## What is asked:
Copy out every record precisely.

— START OF Data to use —

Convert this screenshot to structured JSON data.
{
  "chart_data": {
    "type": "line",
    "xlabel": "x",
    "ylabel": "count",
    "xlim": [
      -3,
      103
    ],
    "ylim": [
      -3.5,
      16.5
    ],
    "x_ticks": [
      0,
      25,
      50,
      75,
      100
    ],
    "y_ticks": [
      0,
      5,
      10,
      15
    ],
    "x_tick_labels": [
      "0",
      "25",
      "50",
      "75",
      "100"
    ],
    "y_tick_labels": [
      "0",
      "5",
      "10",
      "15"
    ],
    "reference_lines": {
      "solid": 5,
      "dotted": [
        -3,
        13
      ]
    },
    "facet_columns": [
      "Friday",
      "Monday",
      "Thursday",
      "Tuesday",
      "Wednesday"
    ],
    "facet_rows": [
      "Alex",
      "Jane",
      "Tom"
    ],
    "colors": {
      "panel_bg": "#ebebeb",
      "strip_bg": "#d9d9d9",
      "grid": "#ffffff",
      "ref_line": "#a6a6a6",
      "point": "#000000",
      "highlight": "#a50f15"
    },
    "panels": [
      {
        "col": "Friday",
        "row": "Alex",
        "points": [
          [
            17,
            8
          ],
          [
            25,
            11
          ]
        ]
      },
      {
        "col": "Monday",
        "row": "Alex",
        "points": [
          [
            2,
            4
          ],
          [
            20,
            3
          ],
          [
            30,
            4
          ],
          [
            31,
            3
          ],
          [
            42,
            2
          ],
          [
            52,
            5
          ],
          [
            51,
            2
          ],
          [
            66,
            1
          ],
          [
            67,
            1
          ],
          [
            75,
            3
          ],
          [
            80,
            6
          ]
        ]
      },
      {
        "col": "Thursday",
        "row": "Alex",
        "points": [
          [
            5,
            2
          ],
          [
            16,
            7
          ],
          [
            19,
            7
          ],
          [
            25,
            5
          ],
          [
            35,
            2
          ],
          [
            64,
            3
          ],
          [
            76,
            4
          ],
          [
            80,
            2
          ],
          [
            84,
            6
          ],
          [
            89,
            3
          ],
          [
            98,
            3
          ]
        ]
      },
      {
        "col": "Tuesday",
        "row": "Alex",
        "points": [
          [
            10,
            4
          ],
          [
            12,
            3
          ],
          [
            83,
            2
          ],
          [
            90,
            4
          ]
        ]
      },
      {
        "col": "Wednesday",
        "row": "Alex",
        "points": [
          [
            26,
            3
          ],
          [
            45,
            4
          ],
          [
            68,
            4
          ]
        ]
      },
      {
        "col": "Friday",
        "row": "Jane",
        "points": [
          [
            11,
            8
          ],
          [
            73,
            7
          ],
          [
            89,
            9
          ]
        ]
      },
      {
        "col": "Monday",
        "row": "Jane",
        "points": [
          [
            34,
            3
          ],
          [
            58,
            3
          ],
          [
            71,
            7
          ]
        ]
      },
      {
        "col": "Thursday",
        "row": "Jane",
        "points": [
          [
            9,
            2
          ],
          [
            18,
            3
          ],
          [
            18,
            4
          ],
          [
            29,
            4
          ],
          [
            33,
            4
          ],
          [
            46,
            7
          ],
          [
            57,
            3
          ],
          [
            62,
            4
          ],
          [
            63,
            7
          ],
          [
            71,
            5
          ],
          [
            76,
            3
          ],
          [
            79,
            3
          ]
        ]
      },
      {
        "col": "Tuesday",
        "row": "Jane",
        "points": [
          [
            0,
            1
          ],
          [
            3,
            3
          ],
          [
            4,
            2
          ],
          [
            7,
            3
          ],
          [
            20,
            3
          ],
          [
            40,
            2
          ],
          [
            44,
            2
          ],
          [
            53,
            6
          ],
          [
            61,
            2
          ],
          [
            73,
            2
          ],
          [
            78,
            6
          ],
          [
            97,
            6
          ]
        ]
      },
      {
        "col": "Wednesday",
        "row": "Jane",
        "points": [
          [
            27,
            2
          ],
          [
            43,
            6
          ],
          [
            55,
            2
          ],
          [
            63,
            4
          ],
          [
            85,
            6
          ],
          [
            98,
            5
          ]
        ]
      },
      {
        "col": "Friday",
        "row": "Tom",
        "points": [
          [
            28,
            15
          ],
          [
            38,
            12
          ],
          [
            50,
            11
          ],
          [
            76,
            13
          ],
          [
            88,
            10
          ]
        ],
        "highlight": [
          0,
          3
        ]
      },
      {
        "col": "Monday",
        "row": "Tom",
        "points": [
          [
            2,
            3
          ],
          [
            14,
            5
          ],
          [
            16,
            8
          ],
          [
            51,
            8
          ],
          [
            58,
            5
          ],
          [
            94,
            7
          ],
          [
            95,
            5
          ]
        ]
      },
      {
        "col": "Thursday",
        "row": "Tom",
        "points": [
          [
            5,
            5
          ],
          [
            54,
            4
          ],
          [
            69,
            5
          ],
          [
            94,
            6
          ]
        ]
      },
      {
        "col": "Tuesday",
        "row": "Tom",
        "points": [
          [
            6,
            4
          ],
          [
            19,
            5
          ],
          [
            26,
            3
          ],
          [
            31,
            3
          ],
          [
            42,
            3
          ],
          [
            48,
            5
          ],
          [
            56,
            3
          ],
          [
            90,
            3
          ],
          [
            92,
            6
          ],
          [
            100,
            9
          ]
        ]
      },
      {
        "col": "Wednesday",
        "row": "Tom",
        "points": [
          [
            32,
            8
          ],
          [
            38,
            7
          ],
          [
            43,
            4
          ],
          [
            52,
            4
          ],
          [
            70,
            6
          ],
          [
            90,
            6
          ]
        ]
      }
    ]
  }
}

— END OF Data to use —

## Result:
Convert this screenshot to structured JSON data.
{
  "chart_data": {
    "type": "line",
    "xlabel": "x",
    "ylabel": "count",
    "xlim": [
      -3,
      103
    ],
    "ylim": [
      -3.5,
      16.5
    ],
    "x_ticks": [
      0,
      25,
      50,
      75,
      100
    ],
    "y_ticks": [
      0,
      5,
      10,
      15
    ],
    "x_tick_labels": [
      "0",
      "25",
      "50",
      "75",
      "100"
    ],
    "y_tick_labels": [
      "0",
      "5",
      "10",
      "15"
    ],
    "reference_lines": {
      "solid": 5,
      "dotted": [
        -3,
        13
      ]
    },
    "facet_columns": [
      "Friday",
      "Monday",
      "Thursday",
      "Tuesday",
      "Wednesday"
    ],
    "facet_rows": [
      "Alex",
      "Jane",
      "Tom"
    ],
    "colors": {
      "panel_bg": "#ebebeb",
      "strip_bg": "#d9d9d9",
      "grid": "#ffffff",
      "ref_line": "#a6a6a6",
      "point": "#000000",
      "highlight": "#a50f15"
    },
    "panels": [
      {
        "col": "Friday",
        "row": "Alex",
        "points": [
          [
            17,
            8
          ],
          [
            25,
            11
          ]
        ]
      },
      {
        "col": "Monday",
        "row": "Alex",
        "points": [
          [
            2,
            4
          ],
          [
            20,
            3
          ],
          [
            30,
            4
          ],
          [
            31,
            3
          ],
          [
            42,
            2
          ],
          [
            52,
            5
          ],
          [
            51,
            2
          ],
          [
            66,
            1
          ],
          [
            67,
            1
          ],
          [
            75,
            3
          ],
          [
            80,
            6
          ]
        ]
      },
      {
        "col": "Thursday",
        "row": "Alex",
        "points": [
          [
            5,
            2
          ],
          [
            16,
            7
          ],
          [
            19,
            7
          ],
          [
            25,
            5
          ],
          [
            35,
            2
          ],
          [
            64,
            3
          ],
          [
            76,
            4
          ],
          [
            80,
            2
          ],
          [
            84,
            6
          ],
          [
            89,
            3
          ],
          [
            98,
            3
          ]
        ]
      },
      {
        "col": "Tuesday",
        "row": "Alex",
        "points": [
          [
            10,
            4
          ],
          [
            12,
            3
          ],
          [
            83,
            2
          ],
          [
            90,
            4
          ]
        ]
      },
      {
        "col": "Wednesday",
        "row": "Alex",
        "points": [
          [
            26,
            3
          ],
          [
            45,
            4
          ],
          [
            68,
            4
          ]
        ]
      },
      {
        "col": "Friday",
        "row": "Jane",
        "points": [
          [
            11,
            8
          ],
          [
            73,
            7
          ],
          [
            89,
            9
          ]
        ]
      },
      {
        "col": "Monday",
        "row": "Jane",
        "points": [
          [
            34,
            3
          ],
          [
            58,
            3
          ],
          [
            71,
            7
          ]
        ]
      },
      {
        "col": "Thursday",
        "row": "Jane",
        "points": [
          [
            9,
            2
          ],
          [
            18,
            3
          ],
          [
            18,
            4
          ],
          [
            29,
            4
          ],
          [
            33,
            4
          ],
          [
            46,
            7
          ],
          [
            57,
            3
          ],
          [
            62,
            4
          ],
          [
            63,
            7
          ],
          [
            71,
            5
          ],
          [
            76,
            3
          ],
          [
            79,
            3
          ]
        ]
      },
      {
        "col": "Tuesday",
        "row": "Jane",
        "points": [
          [
            0,
            1
          ],
          [
            3,
            3
          ],
          [
            4,
            2
          ],
          [
            7,
            3
          ],
          [
            20,
            3
          ],
          [
            40,
            2
          ],
          [
            44,
            2
          ],
          [
            53,
            6
          ],
          [
            61,
            2
          ],
          [
            73,
            2
          ],
          [
            78,
            6
          ],
          [
            97,
            6
          ]
        ]
      },
      {
        "col": "Wednesday",
        "row": "Jane",
        "points": [
          [
            27,
            2
          ],
          [
            43,
            6
          ],
          [
            55,
            2
          ],
          [
            63,
            4
          ],
          [
            85,
            6
          ],
          [
            98,
            5
          ]
        ]
      },
      {
        "col": "Friday",
        "row": "Tom",
        "points": [
          [
            28,
            15
          ],
          [
            38,
            12
          ],
          [
            50,
            11
          ],
          [
            76,
            13
          ],
          [
            88,
            10
          ]
        ],
        "highlight": [
          0,
          3
        ]
      },
      {
        "col": "Monday",
        "row": "Tom",
        "points": [
          [
            2,
            3
          ],
          [
            14,
            5
          ],
          [
            16,
            8
          ],
          [
            51,
            8
          ],
          [
            58,
            5
          ],
          [
            94,
            7
          ],
          [
            95,
            5
          ]
        ]
      },
      {
        "col": "Thursday",
        "row": "Tom",
        "points": [
          [
            5,
            5
          ],
          [
            54,
            4
          ],
          [
            69,
            5
          ],
          [
            94,
            6
          ]
        ]
      },
      {
        "col": "Tuesday",
        "row": "Tom",
        "points": [
          [
            6,
            4
          ],
          [
            19,
            5
          ],
          [
            26,
            3
          ],
          [
            31,
            3
          ],
          [
            42,
            3
          ],
          [
            48,
            5
          ],
          [
            56,
            3
          ],
          [
            90,
            3
          ],
          [
            92,
            6
          ],
          [
            100,
            9
          ]
        ]
      },
      {
        "col": "Wednesday",
        "row": "Tom",
        "points": [
          [
            32,
            8
          ],
          [
            38,
            7
          ],
          [
            43,
            4
          ],
          [
            52,
            4
          ],
          [
            70,
            6
          ],
          [
            90,
            6
          ]
        ]
      }
    ]
  }
}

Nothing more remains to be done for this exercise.